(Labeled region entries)

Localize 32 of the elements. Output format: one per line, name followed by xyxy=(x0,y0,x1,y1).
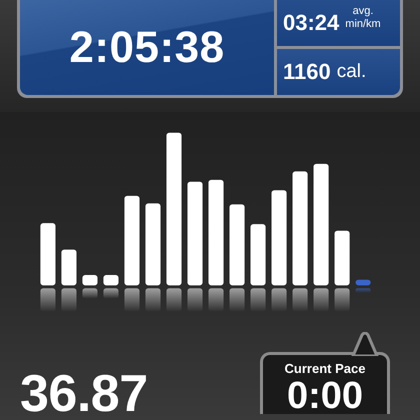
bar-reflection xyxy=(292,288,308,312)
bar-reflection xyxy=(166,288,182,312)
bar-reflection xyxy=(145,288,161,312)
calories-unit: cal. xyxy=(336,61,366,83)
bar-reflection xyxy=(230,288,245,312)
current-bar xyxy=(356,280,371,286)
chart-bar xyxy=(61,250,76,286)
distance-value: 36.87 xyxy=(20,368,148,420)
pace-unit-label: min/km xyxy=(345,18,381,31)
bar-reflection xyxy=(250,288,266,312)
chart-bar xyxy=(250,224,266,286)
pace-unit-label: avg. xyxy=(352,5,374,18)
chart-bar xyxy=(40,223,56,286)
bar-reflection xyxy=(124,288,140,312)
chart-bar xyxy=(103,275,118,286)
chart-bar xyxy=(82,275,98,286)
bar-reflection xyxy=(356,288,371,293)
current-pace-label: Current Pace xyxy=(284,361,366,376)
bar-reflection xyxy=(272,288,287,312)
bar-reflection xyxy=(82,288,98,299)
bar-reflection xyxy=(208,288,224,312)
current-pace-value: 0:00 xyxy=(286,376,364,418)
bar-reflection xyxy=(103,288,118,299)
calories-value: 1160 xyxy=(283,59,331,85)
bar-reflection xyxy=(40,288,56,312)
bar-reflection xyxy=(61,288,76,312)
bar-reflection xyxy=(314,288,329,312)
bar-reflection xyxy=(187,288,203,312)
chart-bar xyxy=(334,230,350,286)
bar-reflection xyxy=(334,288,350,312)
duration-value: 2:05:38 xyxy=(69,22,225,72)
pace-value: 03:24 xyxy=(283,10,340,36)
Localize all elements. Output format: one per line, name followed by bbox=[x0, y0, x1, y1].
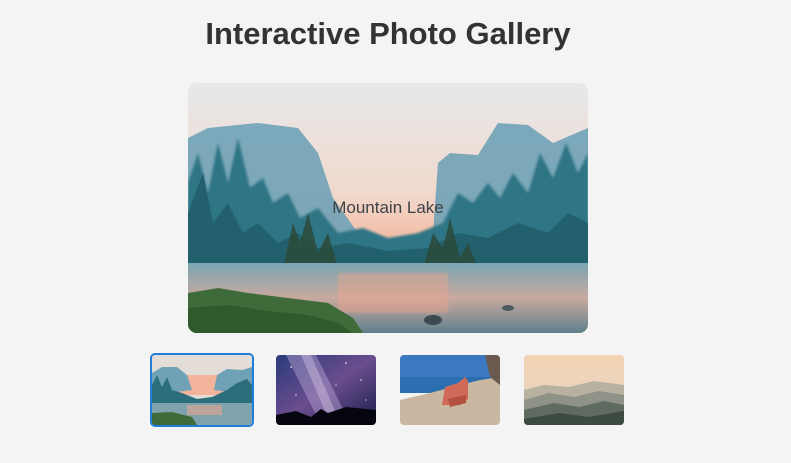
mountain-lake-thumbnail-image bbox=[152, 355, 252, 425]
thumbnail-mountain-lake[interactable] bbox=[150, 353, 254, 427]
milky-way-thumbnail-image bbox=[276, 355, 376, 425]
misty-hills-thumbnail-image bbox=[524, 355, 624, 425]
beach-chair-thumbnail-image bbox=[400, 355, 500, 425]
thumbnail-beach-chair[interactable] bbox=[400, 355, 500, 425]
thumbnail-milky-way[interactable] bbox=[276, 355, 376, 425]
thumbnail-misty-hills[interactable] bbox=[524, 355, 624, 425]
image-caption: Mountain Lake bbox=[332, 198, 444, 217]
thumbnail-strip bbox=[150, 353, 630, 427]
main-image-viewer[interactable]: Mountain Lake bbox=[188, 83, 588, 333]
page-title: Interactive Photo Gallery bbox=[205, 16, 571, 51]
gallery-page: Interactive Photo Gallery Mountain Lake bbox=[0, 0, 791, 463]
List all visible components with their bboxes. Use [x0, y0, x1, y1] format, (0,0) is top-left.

→ **WHAT THE TASK REQUIRES**: Write out all of the records above again, each line unchanged, but leave out the pictures.

→ **EXERCISE ANSWER**:
Localize 32 of the elements. Output format: one per line, name followed by xyxy=(x0,y0,x1,y1).
bar-reflection xyxy=(292,288,308,312)
bar-reflection xyxy=(166,288,182,312)
bar-reflection xyxy=(145,288,161,312)
calories-unit: cal. xyxy=(336,61,366,83)
bar-reflection xyxy=(230,288,245,312)
current-bar xyxy=(356,280,371,286)
chart-bar xyxy=(61,250,76,286)
distance-value: 36.87 xyxy=(20,368,148,420)
pace-unit-label: min/km xyxy=(345,18,381,31)
bar-reflection xyxy=(250,288,266,312)
chart-bar xyxy=(250,224,266,286)
pace-unit-label: avg. xyxy=(352,5,374,18)
chart-bar xyxy=(40,223,56,286)
bar-reflection xyxy=(124,288,140,312)
chart-bar xyxy=(103,275,118,286)
chart-bar xyxy=(82,275,98,286)
bar-reflection xyxy=(356,288,371,293)
current-pace-label: Current Pace xyxy=(284,361,366,376)
bar-reflection xyxy=(272,288,287,312)
bar-reflection xyxy=(82,288,98,299)
bar-reflection xyxy=(208,288,224,312)
current-pace-value: 0:00 xyxy=(286,376,364,418)
bar-reflection xyxy=(103,288,118,299)
calories-value: 1160 xyxy=(283,59,331,85)
bar-reflection xyxy=(40,288,56,312)
bar-reflection xyxy=(61,288,76,312)
bar-reflection xyxy=(314,288,329,312)
bar-reflection xyxy=(187,288,203,312)
chart-bar xyxy=(334,230,350,286)
bar-reflection xyxy=(334,288,350,312)
duration-value: 2:05:38 xyxy=(69,22,225,72)
pace-value: 03:24 xyxy=(283,10,340,36)
Localize all elements. Output format: one per line, name followed by bbox=[x0, y0, x1, y1].
mountain-lake-thumbnail-image bbox=[152, 355, 252, 425]
thumbnail-mountain-lake[interactable] bbox=[150, 353, 254, 427]
milky-way-thumbnail-image bbox=[276, 355, 376, 425]
misty-hills-thumbnail-image bbox=[524, 355, 624, 425]
beach-chair-thumbnail-image bbox=[400, 355, 500, 425]
thumbnail-beach-chair[interactable] bbox=[400, 355, 500, 425]
thumbnail-milky-way[interactable] bbox=[276, 355, 376, 425]
thumbnail-misty-hills[interactable] bbox=[524, 355, 624, 425]
image-caption: Mountain Lake bbox=[332, 198, 444, 217]
thumbnail-strip bbox=[150, 353, 630, 427]
main-image-viewer[interactable]: Mountain Lake bbox=[188, 83, 588, 333]
page-title: Interactive Photo Gallery bbox=[205, 16, 571, 51]
gallery-page: Interactive Photo Gallery Mountain Lake bbox=[0, 0, 791, 463]
List all visible components with their bboxes. Use [x0, y0, x1, y1] format, (0,0) is top-left.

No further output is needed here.